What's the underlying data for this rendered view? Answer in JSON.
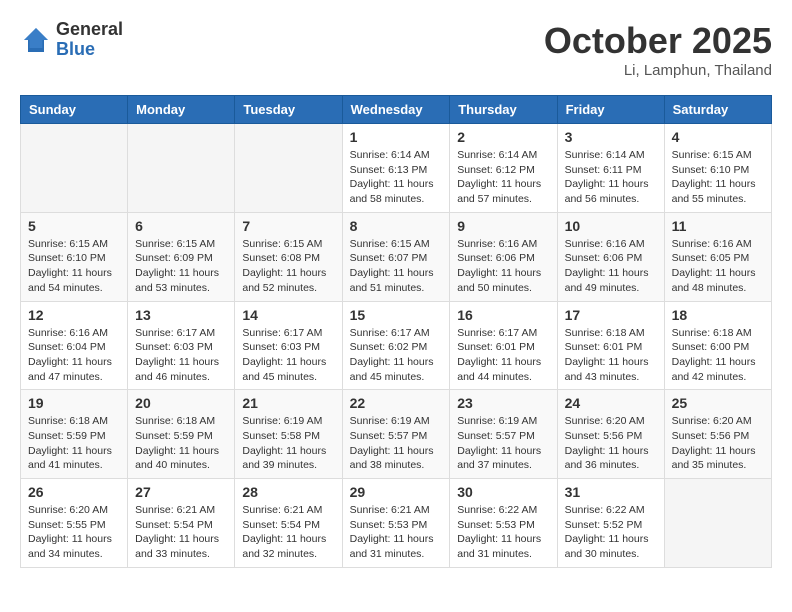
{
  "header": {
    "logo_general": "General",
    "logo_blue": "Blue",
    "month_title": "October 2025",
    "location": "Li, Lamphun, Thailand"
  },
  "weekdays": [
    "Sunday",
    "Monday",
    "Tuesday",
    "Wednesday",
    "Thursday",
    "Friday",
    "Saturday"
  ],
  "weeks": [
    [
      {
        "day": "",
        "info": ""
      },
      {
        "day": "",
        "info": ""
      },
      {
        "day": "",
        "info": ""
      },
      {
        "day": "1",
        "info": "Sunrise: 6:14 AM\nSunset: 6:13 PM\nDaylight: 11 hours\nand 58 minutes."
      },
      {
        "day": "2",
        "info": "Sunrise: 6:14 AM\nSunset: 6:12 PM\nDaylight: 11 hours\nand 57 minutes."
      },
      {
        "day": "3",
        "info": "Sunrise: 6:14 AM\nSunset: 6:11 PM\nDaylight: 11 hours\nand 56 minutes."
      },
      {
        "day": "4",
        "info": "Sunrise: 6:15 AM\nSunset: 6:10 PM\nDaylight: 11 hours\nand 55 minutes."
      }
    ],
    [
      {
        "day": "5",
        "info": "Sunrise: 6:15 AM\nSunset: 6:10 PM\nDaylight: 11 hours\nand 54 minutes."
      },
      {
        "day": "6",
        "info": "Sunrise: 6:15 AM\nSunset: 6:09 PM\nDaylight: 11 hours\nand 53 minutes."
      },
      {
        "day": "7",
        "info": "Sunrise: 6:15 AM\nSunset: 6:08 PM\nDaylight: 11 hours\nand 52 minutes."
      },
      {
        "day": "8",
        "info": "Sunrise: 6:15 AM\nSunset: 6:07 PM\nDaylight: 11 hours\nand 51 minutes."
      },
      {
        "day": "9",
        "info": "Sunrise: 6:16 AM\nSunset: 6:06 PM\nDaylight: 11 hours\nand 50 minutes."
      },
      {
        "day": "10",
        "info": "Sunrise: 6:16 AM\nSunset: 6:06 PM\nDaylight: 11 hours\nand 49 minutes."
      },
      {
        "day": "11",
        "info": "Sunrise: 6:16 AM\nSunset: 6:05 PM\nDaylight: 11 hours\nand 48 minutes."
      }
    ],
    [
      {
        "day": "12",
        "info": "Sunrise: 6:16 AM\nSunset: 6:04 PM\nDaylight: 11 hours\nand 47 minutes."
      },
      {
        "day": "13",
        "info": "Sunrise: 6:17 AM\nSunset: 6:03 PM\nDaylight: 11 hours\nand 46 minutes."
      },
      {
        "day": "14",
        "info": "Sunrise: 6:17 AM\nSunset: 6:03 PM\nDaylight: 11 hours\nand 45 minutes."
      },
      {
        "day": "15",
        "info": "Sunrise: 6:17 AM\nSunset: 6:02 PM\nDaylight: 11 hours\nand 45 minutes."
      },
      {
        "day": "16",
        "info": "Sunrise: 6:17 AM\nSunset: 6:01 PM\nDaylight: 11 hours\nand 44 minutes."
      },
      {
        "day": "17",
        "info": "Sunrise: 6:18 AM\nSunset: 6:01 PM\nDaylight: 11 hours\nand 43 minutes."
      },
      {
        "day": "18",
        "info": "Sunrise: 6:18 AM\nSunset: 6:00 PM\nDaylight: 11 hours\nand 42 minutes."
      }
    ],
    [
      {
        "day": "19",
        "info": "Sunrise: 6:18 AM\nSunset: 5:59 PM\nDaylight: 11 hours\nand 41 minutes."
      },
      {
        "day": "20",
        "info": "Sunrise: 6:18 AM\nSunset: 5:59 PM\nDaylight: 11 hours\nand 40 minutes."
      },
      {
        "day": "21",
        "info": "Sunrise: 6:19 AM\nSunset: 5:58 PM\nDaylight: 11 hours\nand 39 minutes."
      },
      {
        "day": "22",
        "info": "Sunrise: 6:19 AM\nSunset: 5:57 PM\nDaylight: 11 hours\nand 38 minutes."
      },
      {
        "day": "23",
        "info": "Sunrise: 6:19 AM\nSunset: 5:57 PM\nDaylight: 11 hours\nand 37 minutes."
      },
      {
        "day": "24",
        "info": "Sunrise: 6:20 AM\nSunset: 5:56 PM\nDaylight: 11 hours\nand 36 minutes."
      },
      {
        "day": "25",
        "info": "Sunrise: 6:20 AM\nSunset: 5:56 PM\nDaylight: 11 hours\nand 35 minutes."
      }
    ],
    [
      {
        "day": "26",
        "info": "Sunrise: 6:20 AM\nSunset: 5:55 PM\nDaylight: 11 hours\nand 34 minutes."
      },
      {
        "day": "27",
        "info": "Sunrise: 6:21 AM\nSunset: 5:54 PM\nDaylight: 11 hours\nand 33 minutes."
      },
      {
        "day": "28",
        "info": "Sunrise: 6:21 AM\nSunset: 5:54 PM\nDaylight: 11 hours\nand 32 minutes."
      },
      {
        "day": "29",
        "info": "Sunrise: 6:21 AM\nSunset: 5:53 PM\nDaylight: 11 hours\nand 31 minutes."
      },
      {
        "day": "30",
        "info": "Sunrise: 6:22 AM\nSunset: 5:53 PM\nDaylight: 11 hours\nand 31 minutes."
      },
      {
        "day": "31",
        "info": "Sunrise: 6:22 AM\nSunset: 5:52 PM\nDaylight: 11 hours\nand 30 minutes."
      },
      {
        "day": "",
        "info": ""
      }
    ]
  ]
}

....................

→ What you need to do
Reproduce the records above exactly, leaving out every picture they contain.

→ The solution
What's the underlying data for this rendered view? Answer in JSON.
{
  "header": {
    "logo_general": "General",
    "logo_blue": "Blue",
    "month_title": "October 2025",
    "location": "Li, Lamphun, Thailand"
  },
  "weekdays": [
    "Sunday",
    "Monday",
    "Tuesday",
    "Wednesday",
    "Thursday",
    "Friday",
    "Saturday"
  ],
  "weeks": [
    [
      {
        "day": "",
        "info": ""
      },
      {
        "day": "",
        "info": ""
      },
      {
        "day": "",
        "info": ""
      },
      {
        "day": "1",
        "info": "Sunrise: 6:14 AM\nSunset: 6:13 PM\nDaylight: 11 hours\nand 58 minutes."
      },
      {
        "day": "2",
        "info": "Sunrise: 6:14 AM\nSunset: 6:12 PM\nDaylight: 11 hours\nand 57 minutes."
      },
      {
        "day": "3",
        "info": "Sunrise: 6:14 AM\nSunset: 6:11 PM\nDaylight: 11 hours\nand 56 minutes."
      },
      {
        "day": "4",
        "info": "Sunrise: 6:15 AM\nSunset: 6:10 PM\nDaylight: 11 hours\nand 55 minutes."
      }
    ],
    [
      {
        "day": "5",
        "info": "Sunrise: 6:15 AM\nSunset: 6:10 PM\nDaylight: 11 hours\nand 54 minutes."
      },
      {
        "day": "6",
        "info": "Sunrise: 6:15 AM\nSunset: 6:09 PM\nDaylight: 11 hours\nand 53 minutes."
      },
      {
        "day": "7",
        "info": "Sunrise: 6:15 AM\nSunset: 6:08 PM\nDaylight: 11 hours\nand 52 minutes."
      },
      {
        "day": "8",
        "info": "Sunrise: 6:15 AM\nSunset: 6:07 PM\nDaylight: 11 hours\nand 51 minutes."
      },
      {
        "day": "9",
        "info": "Sunrise: 6:16 AM\nSunset: 6:06 PM\nDaylight: 11 hours\nand 50 minutes."
      },
      {
        "day": "10",
        "info": "Sunrise: 6:16 AM\nSunset: 6:06 PM\nDaylight: 11 hours\nand 49 minutes."
      },
      {
        "day": "11",
        "info": "Sunrise: 6:16 AM\nSunset: 6:05 PM\nDaylight: 11 hours\nand 48 minutes."
      }
    ],
    [
      {
        "day": "12",
        "info": "Sunrise: 6:16 AM\nSunset: 6:04 PM\nDaylight: 11 hours\nand 47 minutes."
      },
      {
        "day": "13",
        "info": "Sunrise: 6:17 AM\nSunset: 6:03 PM\nDaylight: 11 hours\nand 46 minutes."
      },
      {
        "day": "14",
        "info": "Sunrise: 6:17 AM\nSunset: 6:03 PM\nDaylight: 11 hours\nand 45 minutes."
      },
      {
        "day": "15",
        "info": "Sunrise: 6:17 AM\nSunset: 6:02 PM\nDaylight: 11 hours\nand 45 minutes."
      },
      {
        "day": "16",
        "info": "Sunrise: 6:17 AM\nSunset: 6:01 PM\nDaylight: 11 hours\nand 44 minutes."
      },
      {
        "day": "17",
        "info": "Sunrise: 6:18 AM\nSunset: 6:01 PM\nDaylight: 11 hours\nand 43 minutes."
      },
      {
        "day": "18",
        "info": "Sunrise: 6:18 AM\nSunset: 6:00 PM\nDaylight: 11 hours\nand 42 minutes."
      }
    ],
    [
      {
        "day": "19",
        "info": "Sunrise: 6:18 AM\nSunset: 5:59 PM\nDaylight: 11 hours\nand 41 minutes."
      },
      {
        "day": "20",
        "info": "Sunrise: 6:18 AM\nSunset: 5:59 PM\nDaylight: 11 hours\nand 40 minutes."
      },
      {
        "day": "21",
        "info": "Sunrise: 6:19 AM\nSunset: 5:58 PM\nDaylight: 11 hours\nand 39 minutes."
      },
      {
        "day": "22",
        "info": "Sunrise: 6:19 AM\nSunset: 5:57 PM\nDaylight: 11 hours\nand 38 minutes."
      },
      {
        "day": "23",
        "info": "Sunrise: 6:19 AM\nSunset: 5:57 PM\nDaylight: 11 hours\nand 37 minutes."
      },
      {
        "day": "24",
        "info": "Sunrise: 6:20 AM\nSunset: 5:56 PM\nDaylight: 11 hours\nand 36 minutes."
      },
      {
        "day": "25",
        "info": "Sunrise: 6:20 AM\nSunset: 5:56 PM\nDaylight: 11 hours\nand 35 minutes."
      }
    ],
    [
      {
        "day": "26",
        "info": "Sunrise: 6:20 AM\nSunset: 5:55 PM\nDaylight: 11 hours\nand 34 minutes."
      },
      {
        "day": "27",
        "info": "Sunrise: 6:21 AM\nSunset: 5:54 PM\nDaylight: 11 hours\nand 33 minutes."
      },
      {
        "day": "28",
        "info": "Sunrise: 6:21 AM\nSunset: 5:54 PM\nDaylight: 11 hours\nand 32 minutes."
      },
      {
        "day": "29",
        "info": "Sunrise: 6:21 AM\nSunset: 5:53 PM\nDaylight: 11 hours\nand 31 minutes."
      },
      {
        "day": "30",
        "info": "Sunrise: 6:22 AM\nSunset: 5:53 PM\nDaylight: 11 hours\nand 31 minutes."
      },
      {
        "day": "31",
        "info": "Sunrise: 6:22 AM\nSunset: 5:52 PM\nDaylight: 11 hours\nand 30 minutes."
      },
      {
        "day": "",
        "info": ""
      }
    ]
  ]
}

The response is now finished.